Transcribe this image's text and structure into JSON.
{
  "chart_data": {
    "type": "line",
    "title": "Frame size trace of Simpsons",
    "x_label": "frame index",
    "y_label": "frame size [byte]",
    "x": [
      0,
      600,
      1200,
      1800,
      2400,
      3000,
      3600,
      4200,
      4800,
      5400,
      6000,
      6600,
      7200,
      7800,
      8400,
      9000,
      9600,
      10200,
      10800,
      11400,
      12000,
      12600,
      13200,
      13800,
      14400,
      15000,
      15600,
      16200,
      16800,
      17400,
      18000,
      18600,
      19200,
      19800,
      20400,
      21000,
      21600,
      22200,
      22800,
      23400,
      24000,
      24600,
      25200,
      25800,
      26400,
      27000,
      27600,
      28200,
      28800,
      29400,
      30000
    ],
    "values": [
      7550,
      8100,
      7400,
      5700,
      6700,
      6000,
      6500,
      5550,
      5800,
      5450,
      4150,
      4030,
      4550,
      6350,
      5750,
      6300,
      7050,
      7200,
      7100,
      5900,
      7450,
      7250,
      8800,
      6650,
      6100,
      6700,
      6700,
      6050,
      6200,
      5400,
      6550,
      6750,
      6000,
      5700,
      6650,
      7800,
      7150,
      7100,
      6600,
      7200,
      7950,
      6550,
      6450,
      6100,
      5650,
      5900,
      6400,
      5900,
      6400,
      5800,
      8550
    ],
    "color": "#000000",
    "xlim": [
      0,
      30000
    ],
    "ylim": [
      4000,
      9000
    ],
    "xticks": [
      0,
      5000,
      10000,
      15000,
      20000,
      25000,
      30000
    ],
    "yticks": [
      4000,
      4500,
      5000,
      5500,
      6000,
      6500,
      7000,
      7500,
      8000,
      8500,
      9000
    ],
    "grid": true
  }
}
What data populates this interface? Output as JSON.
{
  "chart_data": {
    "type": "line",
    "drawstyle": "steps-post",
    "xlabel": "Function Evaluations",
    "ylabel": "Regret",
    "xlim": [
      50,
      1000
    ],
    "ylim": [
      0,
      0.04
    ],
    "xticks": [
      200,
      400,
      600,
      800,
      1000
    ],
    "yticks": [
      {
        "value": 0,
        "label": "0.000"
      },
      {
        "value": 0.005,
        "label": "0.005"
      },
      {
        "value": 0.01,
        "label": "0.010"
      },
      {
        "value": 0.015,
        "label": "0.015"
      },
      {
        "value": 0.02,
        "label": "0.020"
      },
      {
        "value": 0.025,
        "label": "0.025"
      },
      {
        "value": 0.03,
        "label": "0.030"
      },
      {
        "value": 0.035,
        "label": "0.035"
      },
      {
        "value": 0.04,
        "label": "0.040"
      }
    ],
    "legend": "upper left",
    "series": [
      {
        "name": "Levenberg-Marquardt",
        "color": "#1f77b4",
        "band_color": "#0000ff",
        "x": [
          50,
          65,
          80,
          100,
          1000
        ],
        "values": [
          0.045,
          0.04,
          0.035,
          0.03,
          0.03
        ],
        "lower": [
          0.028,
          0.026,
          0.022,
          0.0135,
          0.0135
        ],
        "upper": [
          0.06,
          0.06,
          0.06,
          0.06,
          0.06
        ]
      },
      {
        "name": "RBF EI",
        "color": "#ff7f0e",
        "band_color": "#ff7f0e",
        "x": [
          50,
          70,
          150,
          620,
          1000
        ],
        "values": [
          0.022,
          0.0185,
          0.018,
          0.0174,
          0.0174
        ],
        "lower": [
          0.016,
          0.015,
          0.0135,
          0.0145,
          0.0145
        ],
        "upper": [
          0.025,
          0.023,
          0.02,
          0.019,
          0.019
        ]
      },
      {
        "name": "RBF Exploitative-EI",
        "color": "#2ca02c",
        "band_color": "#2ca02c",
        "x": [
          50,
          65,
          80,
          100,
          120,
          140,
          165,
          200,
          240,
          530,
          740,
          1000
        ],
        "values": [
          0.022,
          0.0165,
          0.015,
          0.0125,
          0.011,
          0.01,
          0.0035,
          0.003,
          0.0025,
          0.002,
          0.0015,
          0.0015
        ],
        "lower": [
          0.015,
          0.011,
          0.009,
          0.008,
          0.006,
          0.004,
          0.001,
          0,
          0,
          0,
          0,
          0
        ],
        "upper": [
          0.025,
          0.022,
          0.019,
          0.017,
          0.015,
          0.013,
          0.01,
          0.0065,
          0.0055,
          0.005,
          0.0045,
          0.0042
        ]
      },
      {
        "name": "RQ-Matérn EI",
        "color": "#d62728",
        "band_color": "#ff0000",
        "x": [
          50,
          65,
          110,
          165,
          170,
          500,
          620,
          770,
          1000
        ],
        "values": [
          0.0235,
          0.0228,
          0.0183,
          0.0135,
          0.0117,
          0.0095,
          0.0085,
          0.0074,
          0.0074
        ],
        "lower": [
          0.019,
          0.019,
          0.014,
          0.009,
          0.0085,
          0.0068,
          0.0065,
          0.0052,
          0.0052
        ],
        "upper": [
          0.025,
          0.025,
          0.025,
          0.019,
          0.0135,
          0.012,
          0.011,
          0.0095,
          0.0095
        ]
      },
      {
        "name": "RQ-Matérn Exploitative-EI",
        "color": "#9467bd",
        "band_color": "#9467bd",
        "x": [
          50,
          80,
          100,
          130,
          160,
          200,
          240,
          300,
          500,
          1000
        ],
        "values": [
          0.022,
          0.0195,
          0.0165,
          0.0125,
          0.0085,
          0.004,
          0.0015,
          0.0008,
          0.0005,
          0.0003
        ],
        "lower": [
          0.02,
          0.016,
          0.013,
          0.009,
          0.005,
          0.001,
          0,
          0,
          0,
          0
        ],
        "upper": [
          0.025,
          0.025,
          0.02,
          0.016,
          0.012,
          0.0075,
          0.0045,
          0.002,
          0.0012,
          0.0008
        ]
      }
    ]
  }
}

→ What is being asked
Identify the lines of the data that contain the word "Matérn". Copy each of them.

→ Reply to the task
        "name": "RQ-Matérn EI",
        "name": "RQ-Matérn Exploitative-EI",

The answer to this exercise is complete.